:: RECORDS TO PROCESS

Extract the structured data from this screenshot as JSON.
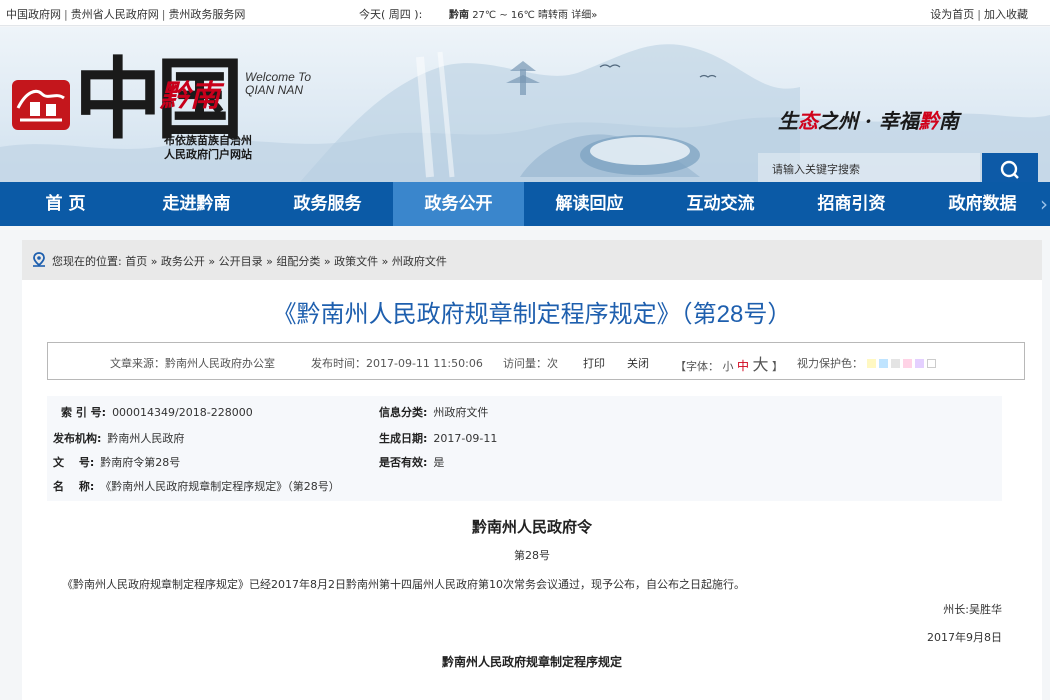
{
  "topbar": {
    "links": [
      "中国政府网",
      "贵州省人民政府网",
      "贵州政务服务网"
    ],
    "today": "今天( 周四 ):",
    "weather_city": "黔南",
    "weather_text": "27℃ ~ 16℃ 晴转雨 详细»",
    "set_home": "设为首页",
    "add_fav": "加入收藏"
  },
  "banner": {
    "logo_main": "中国",
    "logo_city": "黔南",
    "welcome_line1": "Welcome To",
    "welcome_line2": "QIAN NAN",
    "sub_line1": "布依族苗族自治州",
    "sub_line2": "人民政府门户网站",
    "slogan_a": "生",
    "slogan_b": "态",
    "slogan_c": "之州 · 幸福",
    "slogan_d": "黔",
    "slogan_e": "南",
    "search_placeholder": "请输入关键字搜索"
  },
  "nav": {
    "items": [
      {
        "label": "首 页"
      },
      {
        "label": "走进黔南"
      },
      {
        "label": "政务服务"
      },
      {
        "label": "政务公开"
      },
      {
        "label": "解读回应"
      },
      {
        "label": "互动交流"
      },
      {
        "label": "招商引资"
      },
      {
        "label": "政府数据"
      }
    ],
    "active_index": 3
  },
  "location": {
    "text": "您现在的位置: 首页 » 政务公开 » 公开目录 » 组配分类 » 政策文件 » 州政府文件"
  },
  "article": {
    "title": "《黔南州人民政府规章制定程序规定》（第28号）",
    "meta": {
      "source": "文章来源：黔南州人民政府办公室",
      "publish": "发布时间：2017-09-11 11:50:06",
      "views": "访问量：次",
      "print": "打印",
      "close": "关闭",
      "font_label": "【字体：",
      "font_small": "小",
      "font_medium": "中",
      "font_large": "大",
      "font_end": "】",
      "eye_label": "视力保护色：",
      "swatches": [
        "#fff8c2",
        "#bfe4ff",
        "#e4e4e4",
        "#ffd3e6",
        "#e4d0ff",
        "#ffffff"
      ]
    },
    "info": {
      "index_k": "索 引 号:",
      "index_v": "000014349/2018-228000",
      "category_k": "信息分类:",
      "category_v": "州政府文件",
      "org_k": "发布机构:",
      "org_v": "黔南州人民政府",
      "date_k": "生成日期:",
      "date_v": "2017-09-11",
      "docno_k": "文　 号:",
      "docno_v": "黔南府令第28号",
      "valid_k": "是否有效:",
      "valid_v": "是",
      "name_k": "名　 称:",
      "name_v": "《黔南州人民政府规章制定程序规定》（第28号）"
    },
    "doc": {
      "heading": "黔南州人民政府令",
      "number": "第28号",
      "paragraph": "《黔南州人民政府规章制定程序规定》已经2017年8月2日黔南州第十四届州人民政府第10次常务会议通过，现予公布，自公布之日起施行。",
      "signature": "州长:吴胜华",
      "sign_date": "2017年9月8日",
      "subheading": "黔南州人民政府规章制定程序规定"
    }
  }
}
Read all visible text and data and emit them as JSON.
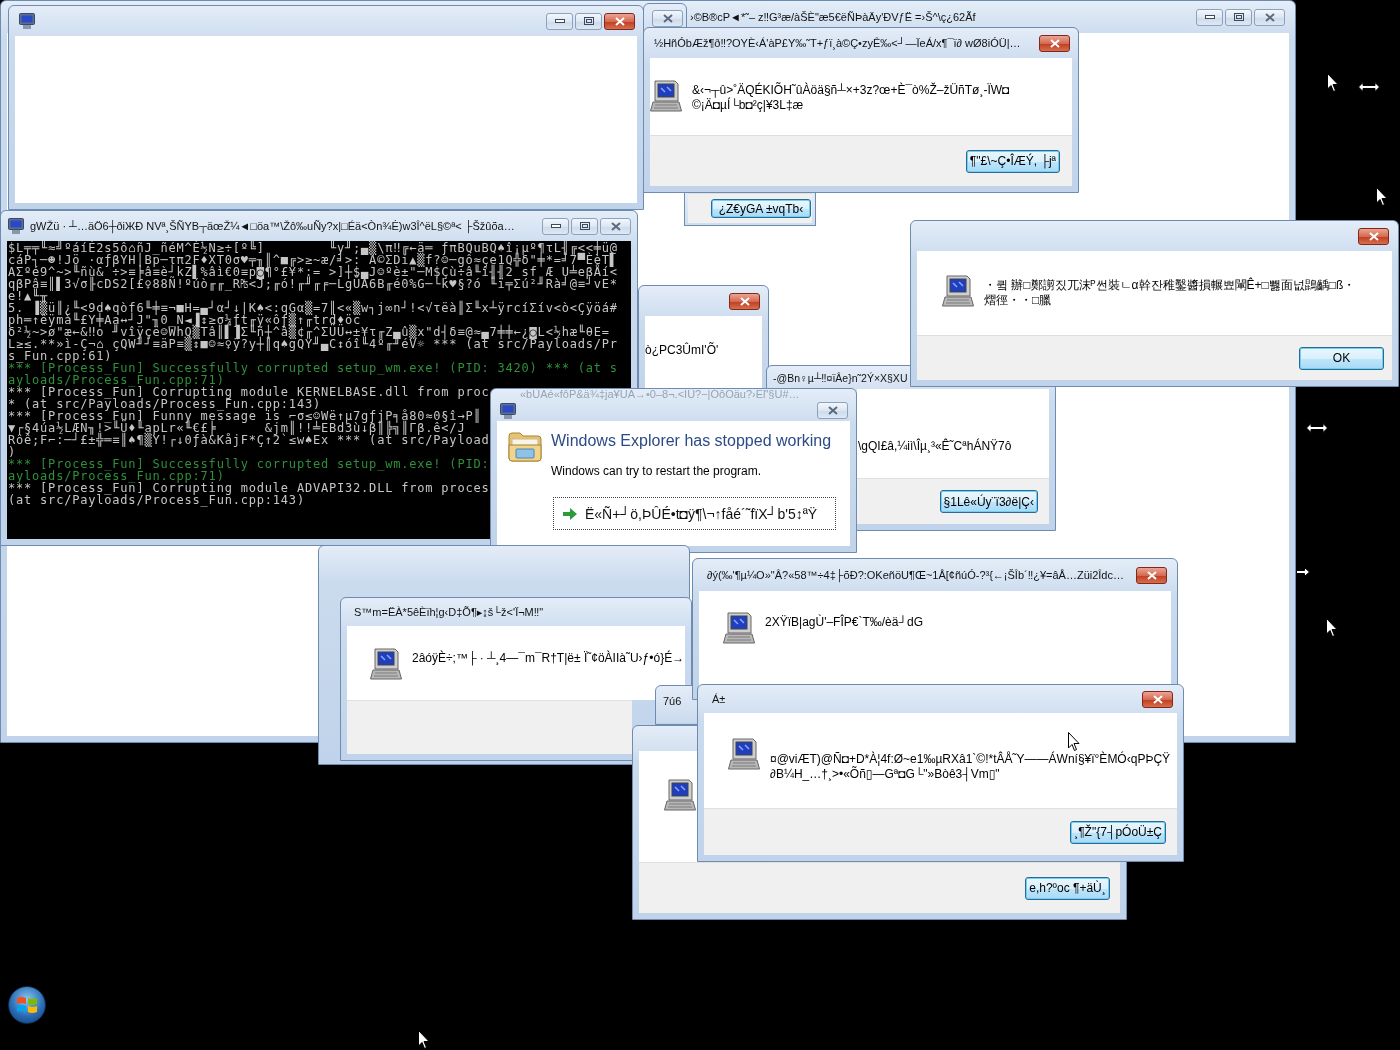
{
  "windows": [
    {
      "kind": "blank",
      "title": "›©B®cP◄*˜– z‼G³æ/àŠÈ\"æ5€ëÑÞàÄy'ÐVƒË =›Š^\\ç¿62Ãf",
      "active": false
    },
    {
      "kind": "fragment",
      "active": false
    },
    {
      "kind": "blank",
      "active": true
    },
    {
      "kind": "message",
      "title": "½HñÓbÆž¶ð‼?OYÈ‹Á'àP£Y‰˜T+ƒï¸à©Ç•zyÊ‰<┘—ÏeÁ/x¶¯ï∂ wØ8iÓÜ|…",
      "active": true,
      "message": [
        "&‹¬┬û>˚ÄQÉKIÕH˜ûÀöä§ñ┴×+3z?œ+È¯ò%Ž–žÜñTø¸-ÏW◘",
        "©¡Ä◘µÍ└b◘²ç|¥3L‡æ"
      ],
      "button": "¶\"£\\~Ç•ÎÆÝ, ├jª"
    },
    {
      "kind": "message",
      "button": "¿Z€yGA  ±vqTb‹"
    },
    {
      "kind": "console",
      "title": "gWŽü · ┴…äÖ6┼ðiЖÐ  NVª¸ŠÑYB┬äœŽ¼◄□öa™\\Žô‰uÑy?x|□Éä<Òn¾Ė)w3Î^ëL§©ª< ├Šžûõa…",
      "active": false,
      "lines": [
        {
          "kind": "plain",
          "text": "$L╤╤╙≈╝ºáíÉ2s5ô⌂ñJ_ñéM^É½N≥÷[º╚]        ╙y╜;▄▒\\π‼╔←ä═ ƒπBQuBQ♠î¡µº¶τL╢╔<<╪ü@"
        },
        {
          "kind": "plain",
          "text": "cáP┐─☻!Jö ·αƒβYH│Bp─τπ2F♦XT0σ♥╤╖║^■╔>≥~æ/╛>: A©ΣDi▲▒f?☺─gô≈çe1Q╬δ\"╪*=╛7▀ÈèT▌"
        },
        {
          "kind": "plain",
          "text": "AΣºé9^~>╙ñù& ÷>≡╞â≡è┘kZ▌%âì€0≡p◙¶°£¥*:= >]┼$▄J☺ºè±\"─M$Çù÷â╙î╢╢2 sf Æ U╧eβÅí<"
        },
        {
          "kind": "plain",
          "text": "qβPâ≡║▌3√σ╟cDS2[£♀88Ñ!ºúò╓╓_R₧<J;╓ó!╓╜╓╒─LgÜA6B╓é0%G─└k♥§?ó ╙ï╤Σú²╜Rà╛@≡┘vE*"
        },
        {
          "kind": "plain",
          "text": "e!▲╙╥"
        },
        {
          "kind": "plain",
          "text": "5. ▐▒ü║¿╙<9d♠qòf6╙╪≡¬■H=▄┘α┘↓|K♠<:qGα▒=7║<«▒w┐j∞n┘!<√τëà║Σ╙x┴ÿrcíΣív<ò<Çÿöá#"
        },
        {
          "kind": "plain",
          "text": "ph═↑êÿmà╙£Y╪Aa↔┘J\"╖0_N◄▐↕≥σ¼ƒt╓ÿ«ôƒ▒↑╓trd♦öc"
        },
        {
          "kind": "plain",
          "text": "δ²½~>ø\"æ←&‼o ╜vîÿçë☺WhQ▒Tâ║▌▐Σ╙ñ┼^â▒¢╓^ΣÜÜ↔±¥τ╓Z▄û▒x\"d┤δ≡@≈▄7╪╪←¿◙L<½hæ╙θE="
        },
        {
          "kind": "plain",
          "text": "L≥≤.**»ì-Ç¬⌂ çQW╜┘≡äP≡▒↕■☺≈♀ÿ?y┼║q♠gQY╜▄C↕óî╙4º╓╜éV☼ *** (at src/Payloads/Pr"
        },
        {
          "kind": "plain",
          "text": "s_Fun.cpp:61)"
        },
        {
          "kind": "success",
          "text": "*** [Process_Fun] Successfully corrupted setup_wm.exe! (PID: 3420) *** (at s"
        },
        {
          "kind": "success",
          "text": "ayloads/Process_Fun.cpp:71)"
        },
        {
          "kind": "plain",
          "text": "*** [Process_Fun] Corrupting module KERNELBASE.dll from proc"
        },
        {
          "kind": "plain",
          "text": "* (at src/Payloads/Process_Fun.cpp:143)"
        },
        {
          "kind": "plain",
          "text": "*** [Process_Fun] Funny message is ⌐σ≤☺Wë↑µ7gƒjP╕å80≈0§î→P║"
        },
        {
          "kind": "plain",
          "text": "▼┌§4úa½LÆN╖!>╙Ü♦╙apLr«╙€£╞      &jm║!!╧EBd3ù↓β║╠╗║Γβ.ê</J"
        },
        {
          "kind": "plain",
          "text": "Rôê;F⌐:─┘£±╬═≡║♠¶▒Y!┌↓0ƒà&KåjF*Ç↑2`≤w♠Ex *** (at src/Payload"
        },
        {
          "kind": "plain",
          "text": ")"
        },
        {
          "kind": "success",
          "text": "*** [Process_Fun] Successfully corrupted setup_wm.exe! (PID:"
        },
        {
          "kind": "success",
          "text": "ayloads/Process_Fun.cpp:71)"
        },
        {
          "kind": "plain",
          "text": "*** [Process_Fun] Corrupting module ADVAPI32.DLL from proces"
        },
        {
          "kind": "plain",
          "text": "(at src/Payloads/Process_Fun.cpp:143)"
        }
      ]
    },
    {
      "kind": "message",
      "active": true,
      "message": [
        "ò¿PC3ÛmI'Õ'"
      ]
    },
    {
      "kind": "message",
      "title": "-@Bn♀µ┴‼¤ïÂe}n˜2Ý×X§XU",
      "message": [
        "\\gQI£â,¼iì\\Îµ¸³«Ê˜CªhÁNŸ7ô"
      ],
      "button": "§1Lê«Úy¨ï3∂ë|Ç‹"
    },
    {
      "kind": "message",
      "active": true,
      "message": [
        "・큌 辦□鄭謭짔兀沫ᴾ썬裝ㄴα幹잔稚鑿醬損輾뾰閳Ê+□뾇面넚鵾齲□ß・",
        "熠徑・・□臘"
      ],
      "button": "OK"
    },
    {
      "kind": "error_report",
      "title": "«bÙAé«fôP&ä¾‡ja¥UA→•0–8¬.<IÛ?−|ÓôOäu?›Eľ'§U#…",
      "active": false,
      "heading": "Windows Explorer has stopped working",
      "description": "Windows can try to restart the program.",
      "action": "Ë«Ñ+┘ö,ÞÛÉ•t◘ÿ¶\\¬↑fåé´˜fïX┘b'5↕ªŸ"
    },
    {
      "kind": "fragment"
    },
    {
      "kind": "message",
      "title": "S™m=ËÀ*5êÈïh¦g‹D‡Õ¶▸↨š└ž<'Ï¬M‼\"",
      "message": [
        "2âóÿÈ÷;™├ · ┴¸4—¯m¯R†T|ë± Ï˜¢öÀIIà˜U›ƒ•ó}É→"
      ]
    },
    {
      "kind": "fragment",
      "title": "7ú6"
    },
    {
      "kind": "message",
      "title": "∂ý(‰'¶µ¼O»\"Â?«58™÷4‡├õÐ?:OKeñöU¶Œ~1Å[¢ñúÓ-?³{←¡ŠÎb´‼¿¥=âÅ…Züi2Îdc…",
      "active": true,
      "message": [
        "2XŸïB|agÙ'–FÎP€`T‰/èä┘dG"
      ]
    },
    {
      "kind": "message",
      "button": "e,h?ºoc  ¶+äÙ¸"
    },
    {
      "kind": "message",
      "title": "Á±",
      "active": true,
      "message": [
        "¤@viÆT)@Ñ◘+D*À¦4f:Ø~e1‰µRXâ1`©!*tÂÅ˜Y——ÁWní§¥ï°ÈMÓ‹qPÞÇŸ",
        "∂B¼H_…†¸>•«Õñ▯—Gª◘G└\"»Bòê3┤Vm▯\""
      ],
      "button": "¸¶Ž\"{7┤pÓoÜ±Ç"
    }
  ]
}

::::

GOAL OF THE EXERCISE:
Filter the records down to the lines that contain the string "module", and copy those lines.

SOLUTION FOR THIS EXERCISE:
          "text": "*** [Process_Fun] Corrupting module KERNELBASE.dll from proc"
          "text": "*** [Process_Fun] Corrupting module ADVAPI32.DLL from proces"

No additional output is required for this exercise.